Task objective |
Nothing should be left out: output all of the entries exactly.

Material for the task |
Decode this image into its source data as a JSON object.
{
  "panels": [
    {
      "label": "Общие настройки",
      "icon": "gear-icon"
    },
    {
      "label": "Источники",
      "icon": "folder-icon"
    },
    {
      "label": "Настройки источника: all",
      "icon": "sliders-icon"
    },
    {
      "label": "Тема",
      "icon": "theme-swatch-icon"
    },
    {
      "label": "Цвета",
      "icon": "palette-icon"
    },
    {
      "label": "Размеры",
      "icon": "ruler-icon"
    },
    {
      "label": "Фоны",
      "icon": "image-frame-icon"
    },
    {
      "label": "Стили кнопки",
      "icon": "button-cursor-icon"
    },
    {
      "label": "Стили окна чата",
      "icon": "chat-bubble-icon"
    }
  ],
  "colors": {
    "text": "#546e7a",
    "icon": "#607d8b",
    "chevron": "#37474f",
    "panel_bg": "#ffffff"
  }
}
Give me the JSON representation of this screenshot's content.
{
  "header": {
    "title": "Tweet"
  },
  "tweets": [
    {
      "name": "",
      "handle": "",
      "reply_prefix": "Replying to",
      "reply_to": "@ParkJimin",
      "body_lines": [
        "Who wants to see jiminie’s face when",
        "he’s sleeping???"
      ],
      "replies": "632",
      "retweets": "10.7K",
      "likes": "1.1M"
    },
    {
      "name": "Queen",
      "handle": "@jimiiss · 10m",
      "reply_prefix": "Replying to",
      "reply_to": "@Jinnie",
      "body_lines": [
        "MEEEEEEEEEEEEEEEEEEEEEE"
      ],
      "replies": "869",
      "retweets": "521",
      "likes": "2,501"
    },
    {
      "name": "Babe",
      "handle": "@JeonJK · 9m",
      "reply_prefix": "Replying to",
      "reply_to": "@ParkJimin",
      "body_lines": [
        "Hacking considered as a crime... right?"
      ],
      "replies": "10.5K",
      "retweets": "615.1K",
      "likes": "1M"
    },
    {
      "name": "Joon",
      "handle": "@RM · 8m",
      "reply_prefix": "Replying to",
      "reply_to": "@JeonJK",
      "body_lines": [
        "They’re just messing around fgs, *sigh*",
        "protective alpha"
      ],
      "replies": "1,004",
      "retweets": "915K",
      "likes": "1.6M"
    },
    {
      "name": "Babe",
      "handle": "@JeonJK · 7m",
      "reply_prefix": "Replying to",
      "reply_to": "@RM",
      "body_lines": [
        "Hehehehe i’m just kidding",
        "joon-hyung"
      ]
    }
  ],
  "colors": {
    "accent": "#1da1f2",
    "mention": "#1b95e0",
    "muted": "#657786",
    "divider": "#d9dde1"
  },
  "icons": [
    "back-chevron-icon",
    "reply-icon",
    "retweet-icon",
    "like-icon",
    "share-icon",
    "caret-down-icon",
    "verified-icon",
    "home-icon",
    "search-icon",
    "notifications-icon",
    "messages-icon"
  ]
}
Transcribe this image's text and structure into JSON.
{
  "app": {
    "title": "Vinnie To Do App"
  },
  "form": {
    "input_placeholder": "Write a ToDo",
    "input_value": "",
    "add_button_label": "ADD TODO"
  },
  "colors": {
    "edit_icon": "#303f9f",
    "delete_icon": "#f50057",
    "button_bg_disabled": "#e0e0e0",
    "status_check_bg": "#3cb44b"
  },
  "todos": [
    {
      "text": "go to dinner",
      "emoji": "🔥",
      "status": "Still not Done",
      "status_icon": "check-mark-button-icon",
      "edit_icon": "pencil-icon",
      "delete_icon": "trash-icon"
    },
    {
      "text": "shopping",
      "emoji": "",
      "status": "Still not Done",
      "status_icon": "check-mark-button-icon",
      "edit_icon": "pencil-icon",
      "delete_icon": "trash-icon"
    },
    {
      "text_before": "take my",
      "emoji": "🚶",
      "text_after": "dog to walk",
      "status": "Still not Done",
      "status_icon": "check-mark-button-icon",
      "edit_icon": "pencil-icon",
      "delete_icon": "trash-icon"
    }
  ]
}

Response below |
Decode this image into its source data as a JSON object.
{
  "panels": [
    {
      "label": "Общие настройки",
      "icon": "gear-icon"
    },
    {
      "label": "Источники",
      "icon": "folder-icon"
    },
    {
      "label": "Настройки источника: all",
      "icon": "sliders-icon"
    },
    {
      "label": "Тема",
      "icon": "theme-swatch-icon"
    },
    {
      "label": "Цвета",
      "icon": "palette-icon"
    },
    {
      "label": "Размеры",
      "icon": "ruler-icon"
    },
    {
      "label": "Фоны",
      "icon": "image-frame-icon"
    },
    {
      "label": "Стили кнопки",
      "icon": "button-cursor-icon"
    },
    {
      "label": "Стили окна чата",
      "icon": "chat-bubble-icon"
    }
  ],
  "colors": {
    "text": "#546e7a",
    "icon": "#607d8b",
    "chevron": "#37474f",
    "panel_bg": "#ffffff"
  }
}
Give me the JSON representation of this screenshot's content.
{
  "header": {
    "title": "Tweet"
  },
  "tweets": [
    {
      "name": "",
      "handle": "",
      "reply_prefix": "Replying to",
      "reply_to": "@ParkJimin",
      "body_lines": [
        "Who wants to see jiminie’s face when",
        "he’s sleeping???"
      ],
      "replies": "632",
      "retweets": "10.7K",
      "likes": "1.1M"
    },
    {
      "name": "Queen",
      "handle": "@jimiiss · 10m",
      "reply_prefix": "Replying to",
      "reply_to": "@Jinnie",
      "body_lines": [
        "MEEEEEEEEEEEEEEEEEEEEEE"
      ],
      "replies": "869",
      "retweets": "521",
      "likes": "2,501"
    },
    {
      "name": "Babe",
      "handle": "@JeonJK · 9m",
      "reply_prefix": "Replying to",
      "reply_to": "@ParkJimin",
      "body_lines": [
        "Hacking considered as a crime... right?"
      ],
      "replies": "10.5K",
      "retweets": "615.1K",
      "likes": "1M"
    },
    {
      "name": "Joon",
      "handle": "@RM · 8m",
      "reply_prefix": "Replying to",
      "reply_to": "@JeonJK",
      "body_lines": [
        "They’re just messing around fgs, *sigh*",
        "protective alpha"
      ],
      "replies": "1,004",
      "retweets": "915K",
      "likes": "1.6M"
    },
    {
      "name": "Babe",
      "handle": "@JeonJK · 7m",
      "reply_prefix": "Replying to",
      "reply_to": "@RM",
      "body_lines": [
        "Hehehehe i’m just kidding",
        "joon-hyung"
      ]
    }
  ],
  "colors": {
    "accent": "#1da1f2",
    "mention": "#1b95e0",
    "muted": "#657786",
    "divider": "#d9dde1"
  },
  "icons": [
    "back-chevron-icon",
    "reply-icon",
    "retweet-icon",
    "like-icon",
    "share-icon",
    "caret-down-icon",
    "verified-icon",
    "home-icon",
    "search-icon",
    "notifications-icon",
    "messages-icon"
  ]
}
Transcribe this image's text and structure into JSON.
{
  "app": {
    "title": "Vinnie To Do App"
  },
  "form": {
    "input_placeholder": "Write a ToDo",
    "input_value": "",
    "add_button_label": "ADD TODO"
  },
  "colors": {
    "edit_icon": "#303f9f",
    "delete_icon": "#f50057",
    "button_bg_disabled": "#e0e0e0",
    "status_check_bg": "#3cb44b"
  },
  "todos": [
    {
      "text": "go to dinner",
      "emoji": "🔥",
      "status": "Still not Done",
      "status_icon": "check-mark-button-icon",
      "edit_icon": "pencil-icon",
      "delete_icon": "trash-icon"
    },
    {
      "text": "shopping",
      "emoji": "",
      "status": "Still not Done",
      "status_icon": "check-mark-button-icon",
      "edit_icon": "pencil-icon",
      "delete_icon": "trash-icon"
    },
    {
      "text_before": "take my",
      "emoji": "🚶",
      "text_after": "dog to walk",
      "status": "Still not Done",
      "status_icon": "check-mark-button-icon",
      "edit_icon": "pencil-icon",
      "delete_icon": "trash-icon"
    }
  ]
}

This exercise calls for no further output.